:: Provided passage ::
A mean current I _CPUof the CPU can be expressed in the following equation, wherein a DRX cycle is set to 2.56 seconds, a starting period T3 of the CPU is set to 30 msec and a consumed current of the CPU is set to 40 mA.

I _CPU=30/2560 (CPU operating ratio)×40 mA=0.46875 mA

The value is equivalent to approximately 5% if a mean consumed current of the whole mobile communication machine is set to 10 mA.

In the waiting state, thus, the mobile communication machine discontinuously receives the PICH of the base station, thereby reducing the power consumption. In spite thereof, a power of approximately 5% is consumed. Consequently, a reduction in the power consumption is further required.

SUMMARY OF THE INVENTION

It is an object of the present invention to provide a communication control method of further reducing power consumption in a mobile communication machine to be used for a mobile communication.

According to a first aspect of the present invention, a method of controlling a communication of a mobile communication machine including a sequence control portion and a base band control portion has the following steps (a) and (b). More specifically, the step (a) carries out a discontinuous receipt processing for discontinuously confirming a call to a self-machine in a waiting state in which a power supply is ON and a communication is not performed and the discontinuous receipt processing measures a receiving level of a common pilot channel transmitted by a serving cell in the base band control portion and decides quality of the receiving level based on a predetermined threshold. The step (b) starts the sequence control portion to carry out a predetermined operation only when it is decided that the receiving level is insufficient in the step (a).

A receiving level of a common pilot channel transmitted by a serving cell is measured in the base band control portion of the mobile communication machine and quality of the receiving level is decided based on a predetermined threshold, and the sequence control portion is started only when it is decided that the receiving level is insufficient. Therefore, the number of starting operations of the sequence control portion is reduced in a discontinuous receipt processing so that the power consumption of the mobile communication machine can be reduced.

Extracted listing:
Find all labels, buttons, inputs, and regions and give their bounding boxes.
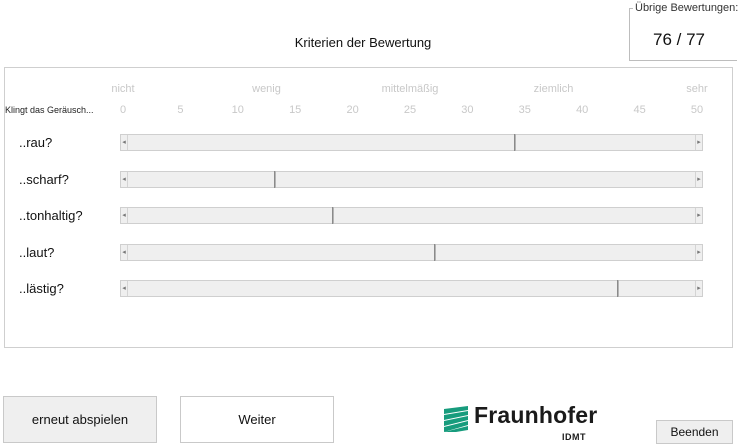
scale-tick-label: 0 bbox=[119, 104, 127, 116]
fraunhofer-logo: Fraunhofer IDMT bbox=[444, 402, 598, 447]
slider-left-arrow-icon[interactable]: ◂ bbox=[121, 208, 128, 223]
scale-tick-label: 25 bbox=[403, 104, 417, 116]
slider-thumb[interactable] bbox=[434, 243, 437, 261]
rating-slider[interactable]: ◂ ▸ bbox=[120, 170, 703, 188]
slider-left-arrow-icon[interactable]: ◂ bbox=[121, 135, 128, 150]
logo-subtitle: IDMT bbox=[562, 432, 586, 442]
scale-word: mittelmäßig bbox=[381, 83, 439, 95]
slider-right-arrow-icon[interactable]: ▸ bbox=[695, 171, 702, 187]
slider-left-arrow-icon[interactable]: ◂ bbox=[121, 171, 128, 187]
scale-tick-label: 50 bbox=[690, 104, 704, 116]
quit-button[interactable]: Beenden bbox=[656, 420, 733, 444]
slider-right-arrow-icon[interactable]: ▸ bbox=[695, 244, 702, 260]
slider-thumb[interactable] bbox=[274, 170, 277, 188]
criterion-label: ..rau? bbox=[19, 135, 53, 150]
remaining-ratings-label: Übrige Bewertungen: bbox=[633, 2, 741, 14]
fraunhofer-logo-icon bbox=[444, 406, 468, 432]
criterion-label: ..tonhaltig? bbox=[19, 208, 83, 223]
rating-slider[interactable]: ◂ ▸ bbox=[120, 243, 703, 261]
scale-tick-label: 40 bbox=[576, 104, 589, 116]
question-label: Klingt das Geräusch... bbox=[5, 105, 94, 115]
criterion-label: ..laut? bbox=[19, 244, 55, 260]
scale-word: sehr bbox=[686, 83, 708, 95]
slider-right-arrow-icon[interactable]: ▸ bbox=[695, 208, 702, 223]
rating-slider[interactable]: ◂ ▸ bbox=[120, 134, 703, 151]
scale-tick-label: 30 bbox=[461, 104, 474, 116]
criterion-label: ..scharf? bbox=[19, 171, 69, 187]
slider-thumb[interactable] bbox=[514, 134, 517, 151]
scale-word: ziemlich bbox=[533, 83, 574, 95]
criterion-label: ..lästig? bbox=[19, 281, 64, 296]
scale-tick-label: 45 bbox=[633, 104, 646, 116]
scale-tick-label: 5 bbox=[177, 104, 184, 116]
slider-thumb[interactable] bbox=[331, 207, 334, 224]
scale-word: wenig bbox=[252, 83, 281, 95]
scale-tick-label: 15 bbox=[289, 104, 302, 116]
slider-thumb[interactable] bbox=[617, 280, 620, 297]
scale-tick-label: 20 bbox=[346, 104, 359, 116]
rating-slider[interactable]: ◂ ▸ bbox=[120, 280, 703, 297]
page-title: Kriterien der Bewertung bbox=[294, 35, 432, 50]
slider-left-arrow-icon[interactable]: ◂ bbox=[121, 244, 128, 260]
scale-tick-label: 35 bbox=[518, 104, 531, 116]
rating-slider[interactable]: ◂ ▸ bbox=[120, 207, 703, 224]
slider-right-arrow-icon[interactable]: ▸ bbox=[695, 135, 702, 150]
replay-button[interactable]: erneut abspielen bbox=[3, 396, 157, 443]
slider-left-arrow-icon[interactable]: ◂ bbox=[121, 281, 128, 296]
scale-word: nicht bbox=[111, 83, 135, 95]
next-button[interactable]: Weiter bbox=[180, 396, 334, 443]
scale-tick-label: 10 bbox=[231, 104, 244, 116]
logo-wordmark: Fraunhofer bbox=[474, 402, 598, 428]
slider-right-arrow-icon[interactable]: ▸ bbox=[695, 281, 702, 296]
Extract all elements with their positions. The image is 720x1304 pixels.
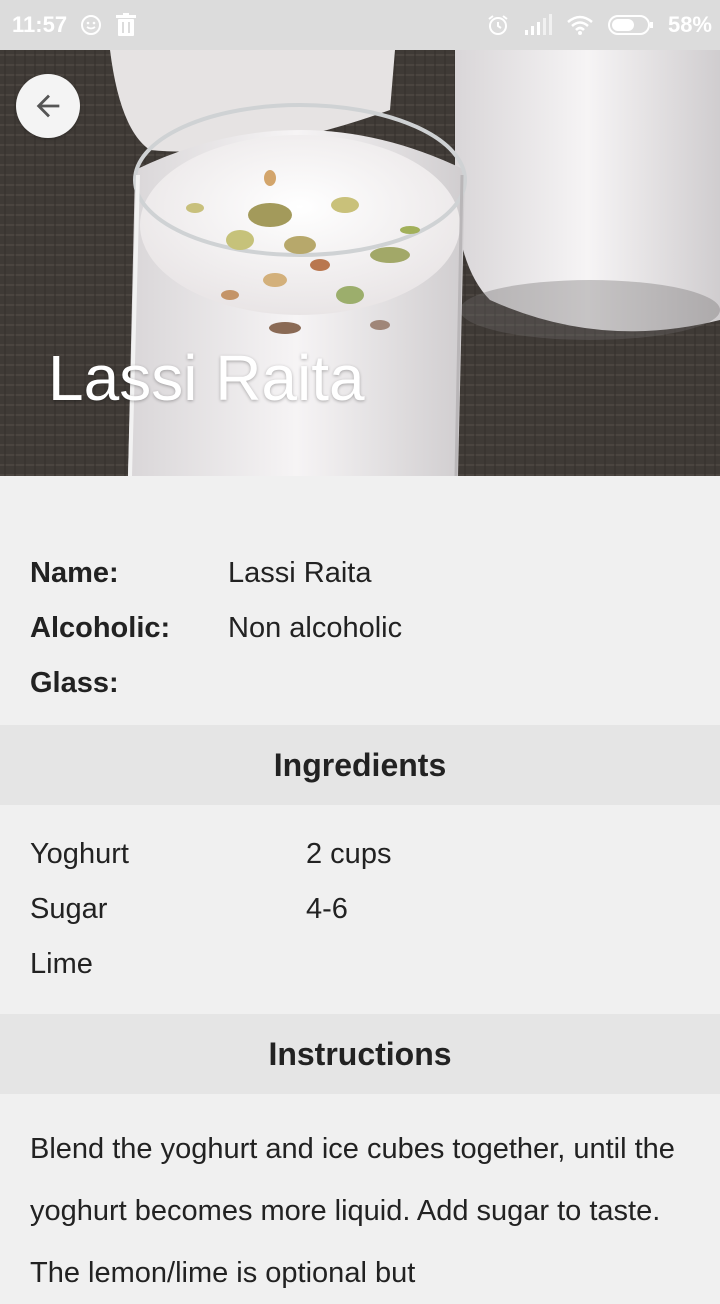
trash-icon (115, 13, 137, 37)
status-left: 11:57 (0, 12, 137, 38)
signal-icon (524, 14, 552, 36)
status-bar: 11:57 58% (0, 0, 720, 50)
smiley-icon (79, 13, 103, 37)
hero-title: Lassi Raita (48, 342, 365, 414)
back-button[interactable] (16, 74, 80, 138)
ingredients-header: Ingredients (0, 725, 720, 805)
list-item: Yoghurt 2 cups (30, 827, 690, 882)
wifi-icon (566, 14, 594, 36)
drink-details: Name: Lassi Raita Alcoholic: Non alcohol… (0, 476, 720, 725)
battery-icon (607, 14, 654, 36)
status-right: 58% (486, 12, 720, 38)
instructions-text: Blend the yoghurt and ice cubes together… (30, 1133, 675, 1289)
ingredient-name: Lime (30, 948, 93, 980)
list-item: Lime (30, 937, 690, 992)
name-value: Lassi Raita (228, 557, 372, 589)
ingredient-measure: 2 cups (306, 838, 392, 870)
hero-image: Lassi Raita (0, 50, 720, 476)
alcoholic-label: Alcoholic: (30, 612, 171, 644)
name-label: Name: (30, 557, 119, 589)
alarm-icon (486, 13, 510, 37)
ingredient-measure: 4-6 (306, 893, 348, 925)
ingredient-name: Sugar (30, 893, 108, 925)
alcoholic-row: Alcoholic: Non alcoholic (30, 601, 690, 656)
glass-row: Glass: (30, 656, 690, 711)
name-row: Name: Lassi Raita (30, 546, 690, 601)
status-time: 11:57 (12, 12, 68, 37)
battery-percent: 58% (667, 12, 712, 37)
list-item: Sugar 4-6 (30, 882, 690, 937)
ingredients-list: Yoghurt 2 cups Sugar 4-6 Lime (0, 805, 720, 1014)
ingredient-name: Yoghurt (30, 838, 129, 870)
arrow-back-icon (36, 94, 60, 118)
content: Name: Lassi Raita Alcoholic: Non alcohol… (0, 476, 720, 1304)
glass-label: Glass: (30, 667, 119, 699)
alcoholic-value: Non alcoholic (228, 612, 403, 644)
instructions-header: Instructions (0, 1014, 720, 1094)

:: Aim A ::
Revise the passage on power consumption, starting with "I _CPU=30/2560 (CPU" and going on through "a mobile communication.", replacing "mobile communication machine" with "mobile terminal" throughout.
:: Aim B ::
For each statement, answer yes or no based on the passage on power consumption, and quote the words from it that decide the answer: (i) The DRX cycle is set to 2.56 seconds. (ii) The sequence control portion measures the receiving level of the common pilot channel. (iii) The consumed current of the CPU is set to 10 mA.
The listing was taken from a separate source.

:: Task response A ::
I _CPU=30/2560 (CPU operating ratio)×40 mA=0.46875 mA

The value is equivalent to approximately 5% if a mean consumed current of the whole mobile terminal is set to 10 mA.

In the waiting state, thus, the mobile terminal discontinuously receives the PICH of the base station, thereby reducing the power consumption. In spite thereof, a power of approximately 5% is consumed. Consequently, a reduction in the power consumption is further required.

SUMMARY OF THE INVENTION

It is an object of the present invention to provide a communication control method of further reducing power consumption in a mobile terminal to be used for a mobile communication.

:: Task response B ::
(i) Yes: "a DRX cycle is set to 2.56 seconds"
(ii) No: "measures a receiving level of a common pilot channel transmitted by a serving cell in the base band control portion"
(iii) No: "a consumed current of the CPU is set to 40 mA"